─── Source extract

After that I came up with a fairly reusable class which lets me add 'async image loading and caching' to any list or gridview, which is a necessity on Android to save on memory requirements. I used it to create a graphical clip selector in only a few lines of code.

And today I filled out another big chunk - creating a database to store everything. I tried to keep it as simple as possible but it's still fairly involved. I was thinking of using Lucene just as an index, but then I decided I really did want the referential integrity guaranteed by using Berkeley DB JE. So I used that instead. It's got a really great API for working with POJO's and it's pretty simple to set up complex relational databases using annotations. The only real drawback of using itis that if you need to write complex joins and so on you have to code them by hand: but I don't need them here, and besides often the complex joinery in SQL means you have to write messy code to handle it anyway. It's not something I miss having to deal with.

Then I further hacked up the hackish sequence editor to fit in with the DB backend. Actually I hacked up quite a bit of glue to tie together all the GUI work I have done so far:

Projects
The main window is a project window, from which you browse the projects, and create another one. Clicking on a project jumps straight into the scene editor. I'm using a AsyncTaskLoader to open the database which can take a second or so.

──────
─── Listed records

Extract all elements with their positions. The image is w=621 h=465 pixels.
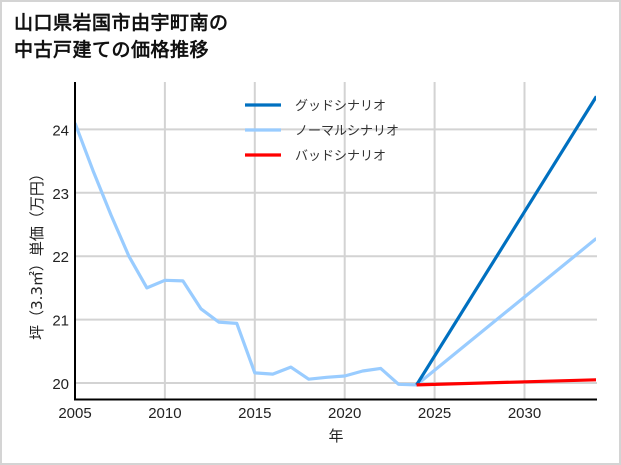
legend-label: バッドシナリオ [295, 149, 386, 164]
series-line-0 [415, 95, 596, 386]
chart-title: 山口県岩国市由宇町南の 中古戸建ての価格推移 [14, 10, 229, 64]
x-tick-label: 2015 [238, 405, 271, 422]
y-axis-label: 坪（3.3㎡）単価（万円） [28, 166, 46, 340]
x-axis-label: 年 [328, 427, 343, 445]
grid-lines [74, 82, 597, 399]
series-line-2 [416, 378, 596, 387]
y-tick-label: 20 [52, 376, 69, 393]
y-tick-label: 23 [52, 186, 69, 203]
y-tick-label: 21 [52, 313, 69, 330]
chart-title-line1: 山口県岩国市由宇町南の [14, 12, 229, 34]
x-tick-label: 2020 [328, 405, 361, 422]
axes [74, 82, 597, 401]
x-tick-label: 2010 [148, 405, 181, 422]
x-tick-label: 2030 [508, 405, 541, 422]
chart-title-line2: 中古戸建ての価格推移 [14, 39, 210, 61]
x-tick-label: 2005 [58, 405, 91, 422]
legend-label: ノーマルシナリオ [295, 124, 399, 139]
x-tick-label: 2025 [418, 405, 451, 422]
x-tick-labels: 2005 2010 2015 2020 2025 2030 [58, 405, 541, 422]
y-tick-label: 22 [52, 249, 69, 266]
series-line-1 [75, 122, 596, 387]
y-tick-label: 24 [52, 122, 69, 139]
y-tick-labels: 20 21 22 23 24 [52, 122, 69, 393]
plot-series [75, 95, 596, 387]
legend-label: グッドシナリオ [295, 99, 386, 114]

──────

→ Stated goal: In the Android development post, why did the writer use Berkeley DB JE instead of Lucene as an index? Answer in one to three sentences.

→ Full response: The writer decided they really wanted the referential integrity that Berkeley DB JE guarantees. The post also notes that it has a very good API for working with POJOs and makes complex relational databases simple to set up with annotations.